• _What the exercise asks_
Look through the data and write out every line with the word "Flip" in it.

• _Entries_
▬▬▬▬▬▬

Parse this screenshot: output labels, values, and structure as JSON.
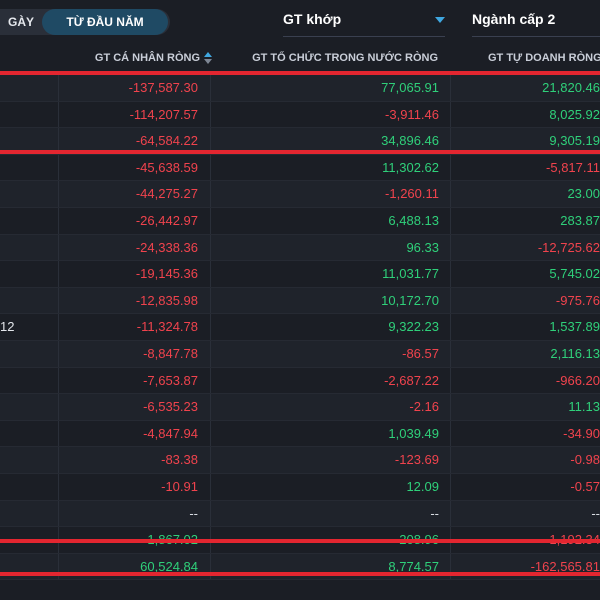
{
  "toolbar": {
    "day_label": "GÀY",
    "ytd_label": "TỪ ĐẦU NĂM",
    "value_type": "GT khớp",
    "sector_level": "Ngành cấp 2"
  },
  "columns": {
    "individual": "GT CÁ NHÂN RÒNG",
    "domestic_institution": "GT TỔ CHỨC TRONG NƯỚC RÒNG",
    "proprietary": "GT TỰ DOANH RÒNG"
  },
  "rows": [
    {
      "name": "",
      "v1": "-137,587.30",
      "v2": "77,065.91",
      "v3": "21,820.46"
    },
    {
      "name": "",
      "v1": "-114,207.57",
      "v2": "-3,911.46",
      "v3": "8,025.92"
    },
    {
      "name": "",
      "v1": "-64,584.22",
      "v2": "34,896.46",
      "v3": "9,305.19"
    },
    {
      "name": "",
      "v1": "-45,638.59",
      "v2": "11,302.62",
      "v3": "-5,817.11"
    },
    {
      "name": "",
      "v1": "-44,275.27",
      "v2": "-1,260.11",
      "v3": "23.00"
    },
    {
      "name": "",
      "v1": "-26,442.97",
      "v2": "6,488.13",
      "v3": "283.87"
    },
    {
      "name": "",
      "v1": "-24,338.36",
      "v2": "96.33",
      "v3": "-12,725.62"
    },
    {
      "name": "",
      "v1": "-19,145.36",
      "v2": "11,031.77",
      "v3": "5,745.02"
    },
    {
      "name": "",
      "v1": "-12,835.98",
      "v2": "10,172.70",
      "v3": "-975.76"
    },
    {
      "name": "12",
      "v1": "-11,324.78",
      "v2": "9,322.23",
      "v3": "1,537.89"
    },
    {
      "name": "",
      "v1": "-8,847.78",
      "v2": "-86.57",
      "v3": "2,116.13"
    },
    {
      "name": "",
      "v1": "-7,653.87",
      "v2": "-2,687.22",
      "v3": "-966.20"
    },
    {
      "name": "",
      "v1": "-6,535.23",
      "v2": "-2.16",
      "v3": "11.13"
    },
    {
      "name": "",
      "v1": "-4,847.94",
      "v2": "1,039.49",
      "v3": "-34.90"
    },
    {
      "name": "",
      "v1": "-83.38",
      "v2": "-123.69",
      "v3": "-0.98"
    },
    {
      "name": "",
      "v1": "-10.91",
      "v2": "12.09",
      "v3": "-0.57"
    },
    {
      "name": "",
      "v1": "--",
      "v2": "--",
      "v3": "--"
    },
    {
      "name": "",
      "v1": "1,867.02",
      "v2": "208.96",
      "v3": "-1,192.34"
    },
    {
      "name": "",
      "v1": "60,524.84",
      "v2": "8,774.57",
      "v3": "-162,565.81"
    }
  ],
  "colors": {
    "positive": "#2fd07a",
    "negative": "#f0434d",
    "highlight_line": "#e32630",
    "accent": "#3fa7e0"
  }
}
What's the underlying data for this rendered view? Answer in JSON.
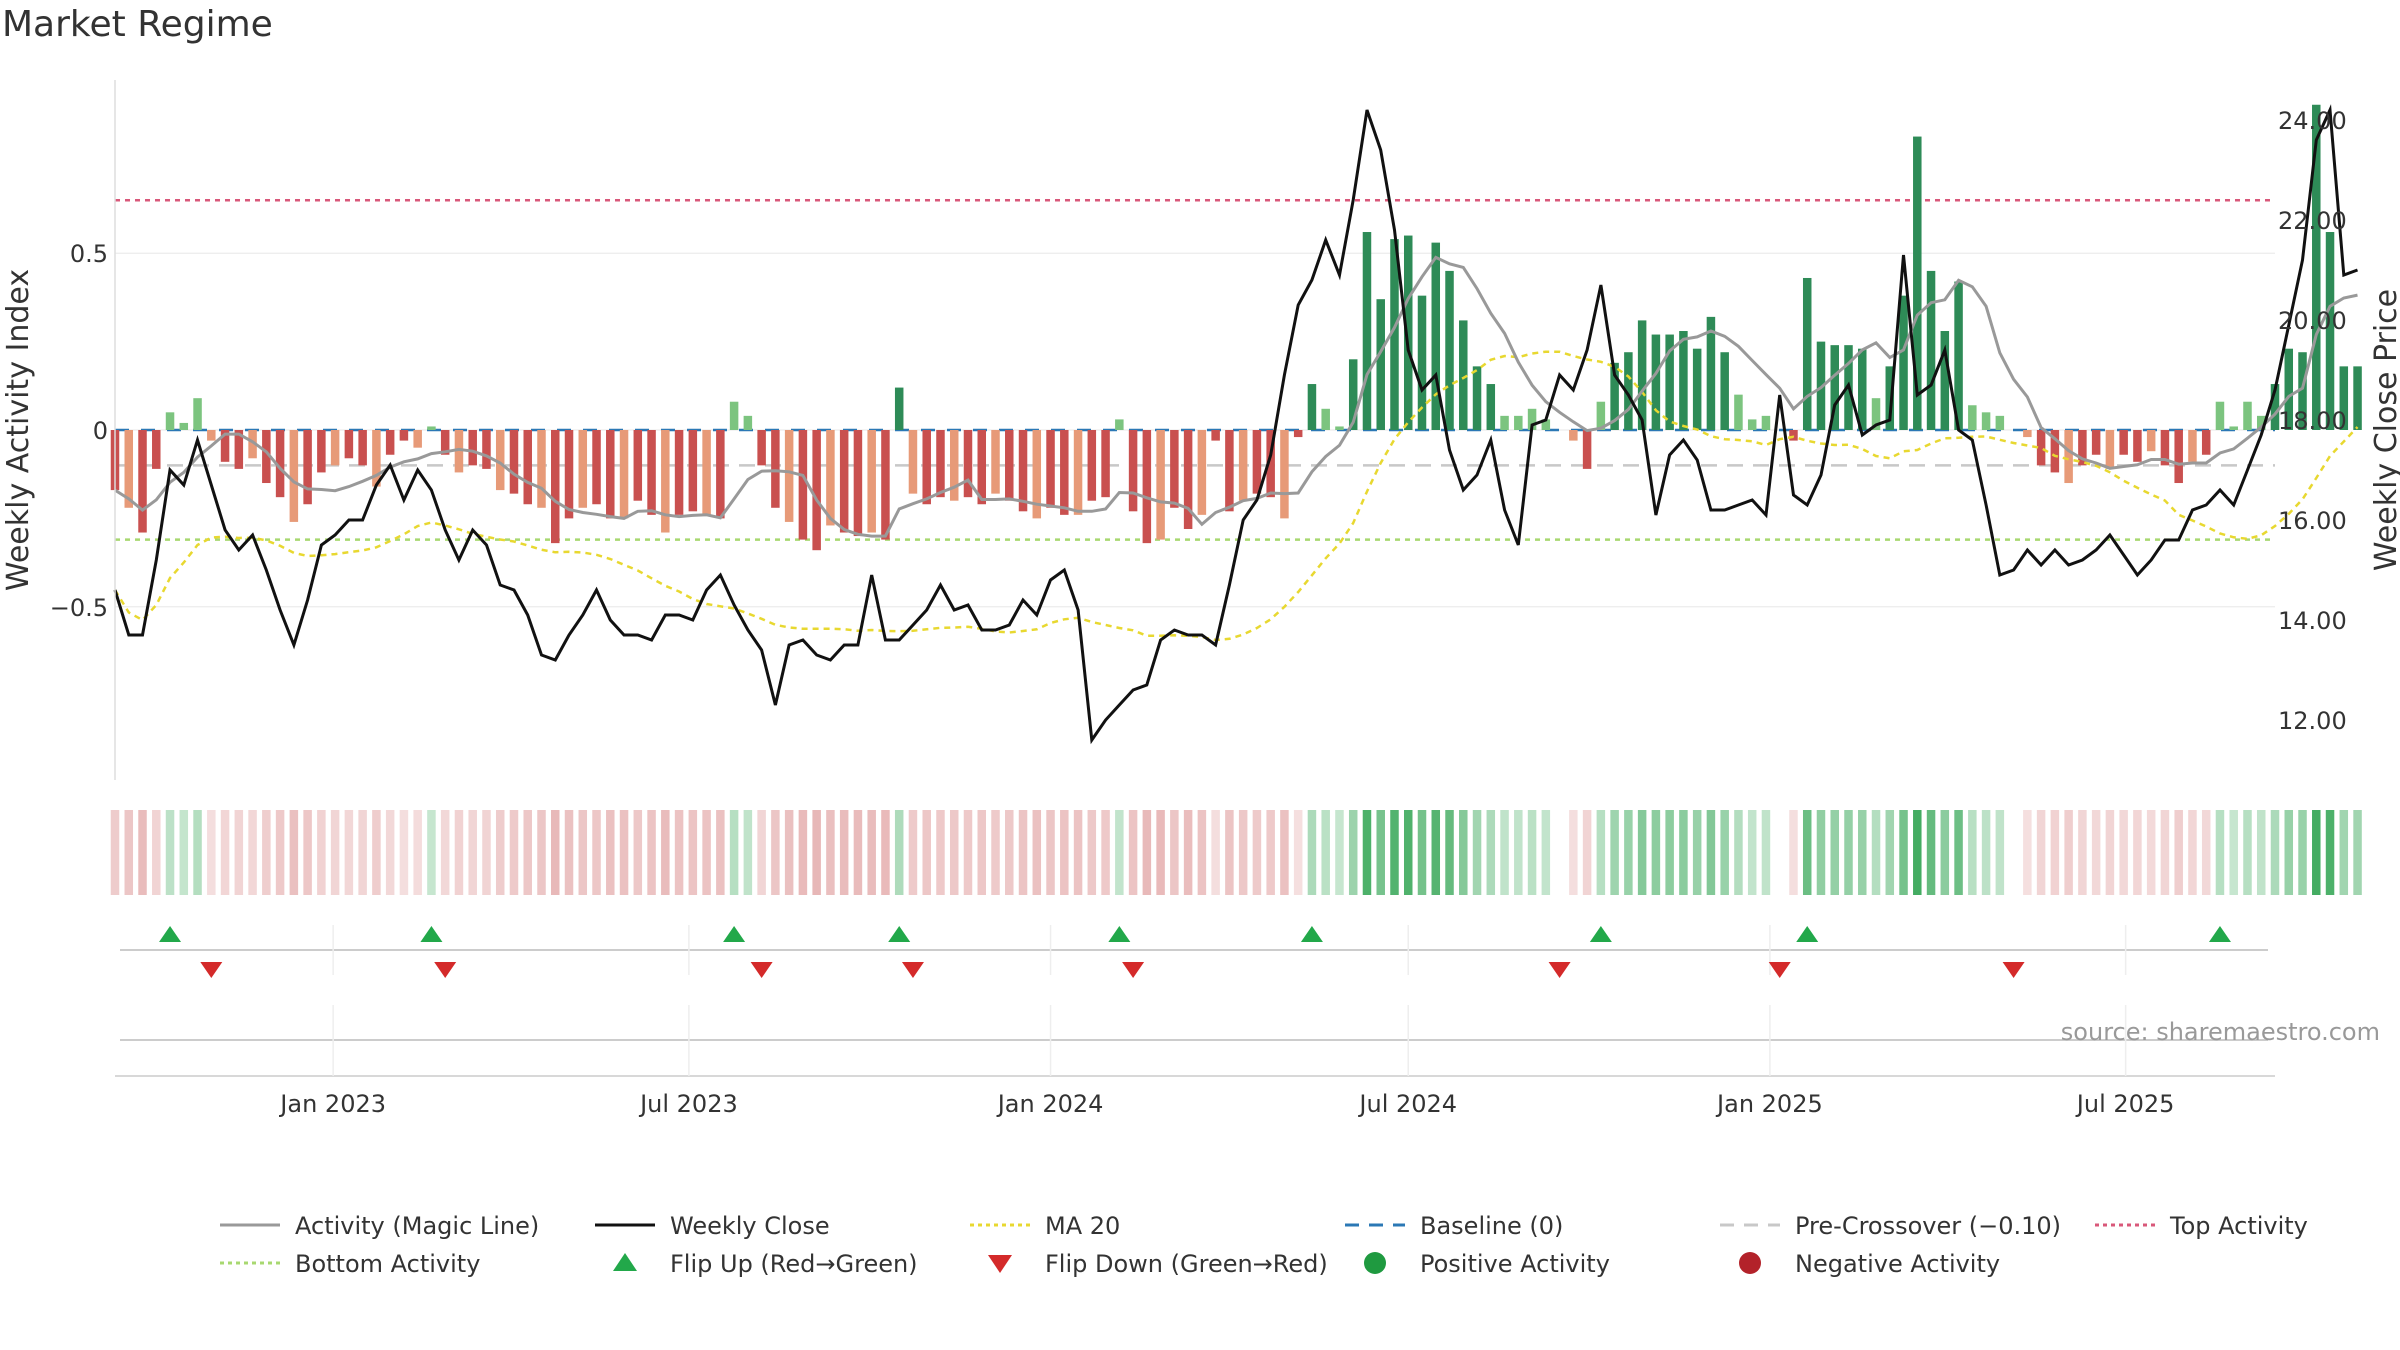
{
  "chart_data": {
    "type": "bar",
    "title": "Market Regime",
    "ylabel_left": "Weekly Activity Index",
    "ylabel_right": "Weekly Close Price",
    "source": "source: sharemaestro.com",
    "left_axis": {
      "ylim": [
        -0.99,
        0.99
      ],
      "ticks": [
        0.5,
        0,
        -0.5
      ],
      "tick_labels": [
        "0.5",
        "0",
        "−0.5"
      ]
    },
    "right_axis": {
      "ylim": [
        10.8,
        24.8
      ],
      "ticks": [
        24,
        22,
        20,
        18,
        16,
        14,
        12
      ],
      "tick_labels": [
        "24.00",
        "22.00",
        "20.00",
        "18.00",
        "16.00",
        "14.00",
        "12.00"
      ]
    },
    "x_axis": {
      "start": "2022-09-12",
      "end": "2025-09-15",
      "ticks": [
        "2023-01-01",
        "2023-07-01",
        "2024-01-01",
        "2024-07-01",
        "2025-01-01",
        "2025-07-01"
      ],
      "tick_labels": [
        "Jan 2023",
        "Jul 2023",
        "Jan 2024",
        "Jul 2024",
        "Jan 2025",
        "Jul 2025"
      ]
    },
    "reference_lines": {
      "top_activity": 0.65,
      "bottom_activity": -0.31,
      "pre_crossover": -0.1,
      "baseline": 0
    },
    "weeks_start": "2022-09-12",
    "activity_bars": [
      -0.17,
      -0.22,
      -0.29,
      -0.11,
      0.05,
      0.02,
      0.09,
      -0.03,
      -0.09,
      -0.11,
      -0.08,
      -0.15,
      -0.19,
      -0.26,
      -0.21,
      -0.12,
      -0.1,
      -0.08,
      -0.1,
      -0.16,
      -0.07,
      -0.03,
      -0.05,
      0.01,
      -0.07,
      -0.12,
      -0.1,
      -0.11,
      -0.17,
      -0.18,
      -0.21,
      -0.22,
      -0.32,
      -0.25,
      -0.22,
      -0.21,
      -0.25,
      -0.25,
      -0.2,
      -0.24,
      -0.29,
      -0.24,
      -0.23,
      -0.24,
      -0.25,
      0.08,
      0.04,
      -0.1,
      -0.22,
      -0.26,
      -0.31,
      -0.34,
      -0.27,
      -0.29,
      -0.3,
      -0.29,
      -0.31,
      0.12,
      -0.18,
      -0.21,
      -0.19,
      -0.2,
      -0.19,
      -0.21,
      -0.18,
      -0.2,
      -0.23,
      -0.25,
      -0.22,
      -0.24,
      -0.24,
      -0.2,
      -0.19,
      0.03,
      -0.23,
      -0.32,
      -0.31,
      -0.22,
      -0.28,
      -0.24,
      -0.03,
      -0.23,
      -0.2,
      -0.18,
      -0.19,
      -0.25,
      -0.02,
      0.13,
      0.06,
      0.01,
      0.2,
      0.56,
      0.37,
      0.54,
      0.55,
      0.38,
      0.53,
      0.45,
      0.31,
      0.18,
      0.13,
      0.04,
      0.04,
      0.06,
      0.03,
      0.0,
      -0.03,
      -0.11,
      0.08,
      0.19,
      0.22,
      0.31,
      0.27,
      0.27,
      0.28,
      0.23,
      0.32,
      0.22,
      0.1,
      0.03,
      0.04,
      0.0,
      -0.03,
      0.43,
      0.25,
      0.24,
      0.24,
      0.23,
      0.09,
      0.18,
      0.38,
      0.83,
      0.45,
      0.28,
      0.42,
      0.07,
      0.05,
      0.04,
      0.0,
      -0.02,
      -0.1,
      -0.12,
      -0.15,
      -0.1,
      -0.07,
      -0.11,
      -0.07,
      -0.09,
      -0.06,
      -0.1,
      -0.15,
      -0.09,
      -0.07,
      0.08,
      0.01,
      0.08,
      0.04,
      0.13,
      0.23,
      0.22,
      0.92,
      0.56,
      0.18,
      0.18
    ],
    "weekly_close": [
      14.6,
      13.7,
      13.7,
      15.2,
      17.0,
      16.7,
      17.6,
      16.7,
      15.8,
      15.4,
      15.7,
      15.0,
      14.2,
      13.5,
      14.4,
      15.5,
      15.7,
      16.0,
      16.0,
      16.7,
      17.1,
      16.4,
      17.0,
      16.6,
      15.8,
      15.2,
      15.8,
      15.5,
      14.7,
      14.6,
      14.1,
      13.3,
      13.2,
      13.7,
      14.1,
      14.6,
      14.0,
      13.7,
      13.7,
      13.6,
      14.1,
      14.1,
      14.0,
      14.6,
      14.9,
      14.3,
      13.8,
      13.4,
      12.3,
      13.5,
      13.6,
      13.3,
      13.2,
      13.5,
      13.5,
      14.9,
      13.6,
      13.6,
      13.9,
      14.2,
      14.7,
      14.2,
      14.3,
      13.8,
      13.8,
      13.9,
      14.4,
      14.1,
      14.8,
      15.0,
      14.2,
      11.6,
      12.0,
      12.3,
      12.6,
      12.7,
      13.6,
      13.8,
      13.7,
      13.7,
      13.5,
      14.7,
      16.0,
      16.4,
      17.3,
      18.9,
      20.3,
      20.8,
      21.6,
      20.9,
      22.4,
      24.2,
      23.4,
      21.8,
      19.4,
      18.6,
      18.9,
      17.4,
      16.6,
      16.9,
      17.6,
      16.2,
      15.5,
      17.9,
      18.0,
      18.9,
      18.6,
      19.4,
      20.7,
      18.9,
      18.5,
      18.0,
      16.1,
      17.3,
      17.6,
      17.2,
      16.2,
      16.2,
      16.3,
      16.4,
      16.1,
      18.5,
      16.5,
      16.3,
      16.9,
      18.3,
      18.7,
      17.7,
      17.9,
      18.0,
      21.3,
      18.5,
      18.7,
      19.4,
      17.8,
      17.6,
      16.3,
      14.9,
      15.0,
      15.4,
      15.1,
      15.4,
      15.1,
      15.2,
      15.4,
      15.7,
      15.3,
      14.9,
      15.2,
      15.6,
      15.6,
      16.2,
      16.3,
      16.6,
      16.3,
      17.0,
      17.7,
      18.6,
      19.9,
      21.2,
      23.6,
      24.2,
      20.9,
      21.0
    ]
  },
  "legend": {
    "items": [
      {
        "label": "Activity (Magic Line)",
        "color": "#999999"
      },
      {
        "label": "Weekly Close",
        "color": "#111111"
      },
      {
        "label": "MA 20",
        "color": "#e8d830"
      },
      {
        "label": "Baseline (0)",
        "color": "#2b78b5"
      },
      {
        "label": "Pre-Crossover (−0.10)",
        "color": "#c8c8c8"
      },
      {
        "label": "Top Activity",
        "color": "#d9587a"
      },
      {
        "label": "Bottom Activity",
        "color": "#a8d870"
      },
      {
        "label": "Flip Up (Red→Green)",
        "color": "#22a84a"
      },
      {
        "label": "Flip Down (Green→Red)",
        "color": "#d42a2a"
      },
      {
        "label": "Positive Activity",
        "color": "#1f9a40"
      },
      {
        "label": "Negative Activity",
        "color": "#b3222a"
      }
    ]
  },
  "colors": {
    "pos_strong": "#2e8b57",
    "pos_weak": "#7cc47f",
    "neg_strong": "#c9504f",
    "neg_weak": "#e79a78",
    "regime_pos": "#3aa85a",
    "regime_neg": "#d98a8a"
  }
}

▬▬▬▬▬▬

• _Result for this task_
        "label": "Flip Up (Red→Green)",
        "label": "Flip Down (Green→Red)",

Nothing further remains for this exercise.